**THE TASK:** Restate the records in their entirety, word for word.

_ _ _

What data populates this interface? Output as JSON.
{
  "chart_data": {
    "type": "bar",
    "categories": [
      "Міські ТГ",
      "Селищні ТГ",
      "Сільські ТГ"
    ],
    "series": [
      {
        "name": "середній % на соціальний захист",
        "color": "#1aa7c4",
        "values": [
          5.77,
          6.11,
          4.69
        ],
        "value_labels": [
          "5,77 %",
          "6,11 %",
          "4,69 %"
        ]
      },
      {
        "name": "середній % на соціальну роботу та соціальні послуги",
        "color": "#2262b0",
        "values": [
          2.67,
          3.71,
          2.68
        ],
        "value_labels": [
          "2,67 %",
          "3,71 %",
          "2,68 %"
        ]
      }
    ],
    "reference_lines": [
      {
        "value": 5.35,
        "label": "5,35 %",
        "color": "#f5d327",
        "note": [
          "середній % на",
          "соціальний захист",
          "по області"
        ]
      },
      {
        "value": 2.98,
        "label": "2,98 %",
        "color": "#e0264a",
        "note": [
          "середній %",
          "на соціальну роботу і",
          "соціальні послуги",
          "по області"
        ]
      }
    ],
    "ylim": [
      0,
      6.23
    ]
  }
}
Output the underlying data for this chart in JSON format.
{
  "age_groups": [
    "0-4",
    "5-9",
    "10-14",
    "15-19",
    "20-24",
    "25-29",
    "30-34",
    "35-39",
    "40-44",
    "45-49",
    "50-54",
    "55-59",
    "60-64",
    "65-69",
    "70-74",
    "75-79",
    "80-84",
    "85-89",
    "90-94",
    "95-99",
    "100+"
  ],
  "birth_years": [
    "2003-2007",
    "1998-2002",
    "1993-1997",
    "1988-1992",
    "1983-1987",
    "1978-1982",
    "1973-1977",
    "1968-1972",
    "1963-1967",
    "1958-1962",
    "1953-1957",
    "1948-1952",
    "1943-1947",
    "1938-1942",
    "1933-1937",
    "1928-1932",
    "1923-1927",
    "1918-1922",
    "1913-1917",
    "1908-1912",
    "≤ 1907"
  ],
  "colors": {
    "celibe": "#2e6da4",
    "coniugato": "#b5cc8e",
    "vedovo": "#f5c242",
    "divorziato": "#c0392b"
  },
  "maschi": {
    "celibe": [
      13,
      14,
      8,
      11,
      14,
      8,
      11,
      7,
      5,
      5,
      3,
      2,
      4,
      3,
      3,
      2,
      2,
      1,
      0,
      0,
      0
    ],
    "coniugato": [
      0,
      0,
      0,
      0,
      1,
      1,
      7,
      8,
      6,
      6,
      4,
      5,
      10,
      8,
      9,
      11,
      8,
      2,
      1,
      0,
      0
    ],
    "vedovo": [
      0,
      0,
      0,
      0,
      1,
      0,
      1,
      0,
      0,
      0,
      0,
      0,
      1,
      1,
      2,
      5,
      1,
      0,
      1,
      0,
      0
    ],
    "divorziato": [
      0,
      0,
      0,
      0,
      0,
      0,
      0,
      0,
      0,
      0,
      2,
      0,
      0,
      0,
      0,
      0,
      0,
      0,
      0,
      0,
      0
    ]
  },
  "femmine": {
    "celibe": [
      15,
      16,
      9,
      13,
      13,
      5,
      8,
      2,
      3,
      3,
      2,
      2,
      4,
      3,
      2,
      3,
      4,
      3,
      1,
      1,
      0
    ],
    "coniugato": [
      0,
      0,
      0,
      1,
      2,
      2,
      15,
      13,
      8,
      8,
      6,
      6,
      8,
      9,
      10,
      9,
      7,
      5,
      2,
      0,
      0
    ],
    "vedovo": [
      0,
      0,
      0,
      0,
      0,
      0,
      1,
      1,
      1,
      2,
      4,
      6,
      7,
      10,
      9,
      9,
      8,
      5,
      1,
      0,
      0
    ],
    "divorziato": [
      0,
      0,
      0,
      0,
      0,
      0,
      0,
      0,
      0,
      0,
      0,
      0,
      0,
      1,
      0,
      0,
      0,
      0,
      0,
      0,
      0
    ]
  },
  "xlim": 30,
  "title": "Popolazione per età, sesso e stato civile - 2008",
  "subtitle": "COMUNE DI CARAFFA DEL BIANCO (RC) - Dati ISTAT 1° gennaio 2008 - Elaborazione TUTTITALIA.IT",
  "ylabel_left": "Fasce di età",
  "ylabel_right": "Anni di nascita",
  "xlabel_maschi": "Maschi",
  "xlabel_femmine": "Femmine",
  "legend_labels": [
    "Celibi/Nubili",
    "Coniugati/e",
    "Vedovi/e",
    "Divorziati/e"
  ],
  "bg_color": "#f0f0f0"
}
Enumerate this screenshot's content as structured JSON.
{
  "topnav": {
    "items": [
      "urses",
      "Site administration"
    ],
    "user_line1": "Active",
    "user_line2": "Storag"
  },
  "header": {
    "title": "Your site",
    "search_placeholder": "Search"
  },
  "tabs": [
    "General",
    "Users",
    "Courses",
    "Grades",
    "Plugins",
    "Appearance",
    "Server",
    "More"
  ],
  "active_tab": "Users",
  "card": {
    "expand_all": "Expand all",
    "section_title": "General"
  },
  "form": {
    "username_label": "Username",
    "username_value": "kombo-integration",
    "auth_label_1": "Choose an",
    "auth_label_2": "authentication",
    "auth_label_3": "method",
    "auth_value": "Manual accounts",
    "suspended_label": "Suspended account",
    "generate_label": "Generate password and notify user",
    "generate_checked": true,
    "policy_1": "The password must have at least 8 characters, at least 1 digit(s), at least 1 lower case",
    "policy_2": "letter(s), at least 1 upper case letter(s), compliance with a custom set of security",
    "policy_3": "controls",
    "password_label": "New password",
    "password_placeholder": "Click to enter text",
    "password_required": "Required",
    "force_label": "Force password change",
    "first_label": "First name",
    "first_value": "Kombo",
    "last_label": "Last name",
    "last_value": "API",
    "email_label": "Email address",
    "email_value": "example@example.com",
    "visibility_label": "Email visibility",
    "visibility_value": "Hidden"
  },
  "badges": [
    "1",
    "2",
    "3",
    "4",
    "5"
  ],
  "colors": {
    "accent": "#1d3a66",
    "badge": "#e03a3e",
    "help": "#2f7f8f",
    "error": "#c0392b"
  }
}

_ _ _

**PROBLEM SOLUTION:**
What data populates this interface? Output as JSON.
{
  "chart_data": {
    "type": "bar",
    "categories": [
      "Міські ТГ",
      "Селищні ТГ",
      "Сільські ТГ"
    ],
    "series": [
      {
        "name": "середній % на соціальний захист",
        "color": "#1aa7c4",
        "values": [
          5.77,
          6.11,
          4.69
        ],
        "value_labels": [
          "5,77 %",
          "6,11 %",
          "4,69 %"
        ]
      },
      {
        "name": "середній % на соціальну роботу та соціальні послуги",
        "color": "#2262b0",
        "values": [
          2.67,
          3.71,
          2.68
        ],
        "value_labels": [
          "2,67 %",
          "3,71 %",
          "2,68 %"
        ]
      }
    ],
    "reference_lines": [
      {
        "value": 5.35,
        "label": "5,35 %",
        "color": "#f5d327",
        "note": [
          "середній % на",
          "соціальний захист",
          "по області"
        ]
      },
      {
        "value": 2.98,
        "label": "2,98 %",
        "color": "#e0264a",
        "note": [
          "середній %",
          "на соціальну роботу і",
          "соціальні послуги",
          "по області"
        ]
      }
    ],
    "ylim": [
      0,
      6.23
    ]
  }
}
Output the underlying data for this chart in JSON format.
{
  "age_groups": [
    "0-4",
    "5-9",
    "10-14",
    "15-19",
    "20-24",
    "25-29",
    "30-34",
    "35-39",
    "40-44",
    "45-49",
    "50-54",
    "55-59",
    "60-64",
    "65-69",
    "70-74",
    "75-79",
    "80-84",
    "85-89",
    "90-94",
    "95-99",
    "100+"
  ],
  "birth_years": [
    "2003-2007",
    "1998-2002",
    "1993-1997",
    "1988-1992",
    "1983-1987",
    "1978-1982",
    "1973-1977",
    "1968-1972",
    "1963-1967",
    "1958-1962",
    "1953-1957",
    "1948-1952",
    "1943-1947",
    "1938-1942",
    "1933-1937",
    "1928-1932",
    "1923-1927",
    "1918-1922",
    "1913-1917",
    "1908-1912",
    "≤ 1907"
  ],
  "colors": {
    "celibe": "#2e6da4",
    "coniugato": "#b5cc8e",
    "vedovo": "#f5c242",
    "divorziato": "#c0392b"
  },
  "maschi": {
    "celibe": [
      13,
      14,
      8,
      11,
      14,
      8,
      11,
      7,
      5,
      5,
      3,
      2,
      4,
      3,
      3,
      2,
      2,
      1,
      0,
      0,
      0
    ],
    "coniugato": [
      0,
      0,
      0,
      0,
      1,
      1,
      7,
      8,
      6,
      6,
      4,
      5,
      10,
      8,
      9,
      11,
      8,
      2,
      1,
      0,
      0
    ],
    "vedovo": [
      0,
      0,
      0,
      0,
      1,
      0,
      1,
      0,
      0,
      0,
      0,
      0,
      1,
      1,
      2,
      5,
      1,
      0,
      1,
      0,
      0
    ],
    "divorziato": [
      0,
      0,
      0,
      0,
      0,
      0,
      0,
      0,
      0,
      0,
      2,
      0,
      0,
      0,
      0,
      0,
      0,
      0,
      0,
      0,
      0
    ]
  },
  "femmine": {
    "celibe": [
      15,
      16,
      9,
      13,
      13,
      5,
      8,
      2,
      3,
      3,
      2,
      2,
      4,
      3,
      2,
      3,
      4,
      3,
      1,
      1,
      0
    ],
    "coniugato": [
      0,
      0,
      0,
      1,
      2,
      2,
      15,
      13,
      8,
      8,
      6,
      6,
      8,
      9,
      10,
      9,
      7,
      5,
      2,
      0,
      0
    ],
    "vedovo": [
      0,
      0,
      0,
      0,
      0,
      0,
      1,
      1,
      1,
      2,
      4,
      6,
      7,
      10,
      9,
      9,
      8,
      5,
      1,
      0,
      0
    ],
    "divorziato": [
      0,
      0,
      0,
      0,
      0,
      0,
      0,
      0,
      0,
      0,
      0,
      0,
      0,
      1,
      0,
      0,
      0,
      0,
      0,
      0,
      0
    ]
  },
  "xlim": 30,
  "title": "Popolazione per età, sesso e stato civile - 2008",
  "subtitle": "COMUNE DI CARAFFA DEL BIANCO (RC) - Dati ISTAT 1° gennaio 2008 - Elaborazione TUTTITALIA.IT",
  "ylabel_left": "Fasce di età",
  "ylabel_right": "Anni di nascita",
  "xlabel_maschi": "Maschi",
  "xlabel_femmine": "Femmine",
  "legend_labels": [
    "Celibi/Nubili",
    "Coniugati/e",
    "Vedovi/e",
    "Divorziati/e"
  ],
  "bg_color": "#f0f0f0"
}
Enumerate this screenshot's content as structured JSON.
{
  "topnav": {
    "items": [
      "urses",
      "Site administration"
    ],
    "user_line1": "Active",
    "user_line2": "Storag"
  },
  "header": {
    "title": "Your site",
    "search_placeholder": "Search"
  },
  "tabs": [
    "General",
    "Users",
    "Courses",
    "Grades",
    "Plugins",
    "Appearance",
    "Server",
    "More"
  ],
  "active_tab": "Users",
  "card": {
    "expand_all": "Expand all",
    "section_title": "General"
  },
  "form": {
    "username_label": "Username",
    "username_value": "kombo-integration",
    "auth_label_1": "Choose an",
    "auth_label_2": "authentication",
    "auth_label_3": "method",
    "auth_value": "Manual accounts",
    "suspended_label": "Suspended account",
    "generate_label": "Generate password and notify user",
    "generate_checked": true,
    "policy_1": "The password must have at least 8 characters, at least 1 digit(s), at least 1 lower case",
    "policy_2": "letter(s), at least 1 upper case letter(s), compliance with a custom set of security",
    "policy_3": "controls",
    "password_label": "New password",
    "password_placeholder": "Click to enter text",
    "password_required": "Required",
    "force_label": "Force password change",
    "first_label": "First name",
    "first_value": "Kombo",
    "last_label": "Last name",
    "last_value": "API",
    "email_label": "Email address",
    "email_value": "example@example.com",
    "visibility_label": "Email visibility",
    "visibility_value": "Hidden"
  },
  "badges": [
    "1",
    "2",
    "3",
    "4",
    "5"
  ],
  "colors": {
    "accent": "#1d3a66",
    "badge": "#e03a3e",
    "help": "#2f7f8f",
    "error": "#c0392b"
  }
}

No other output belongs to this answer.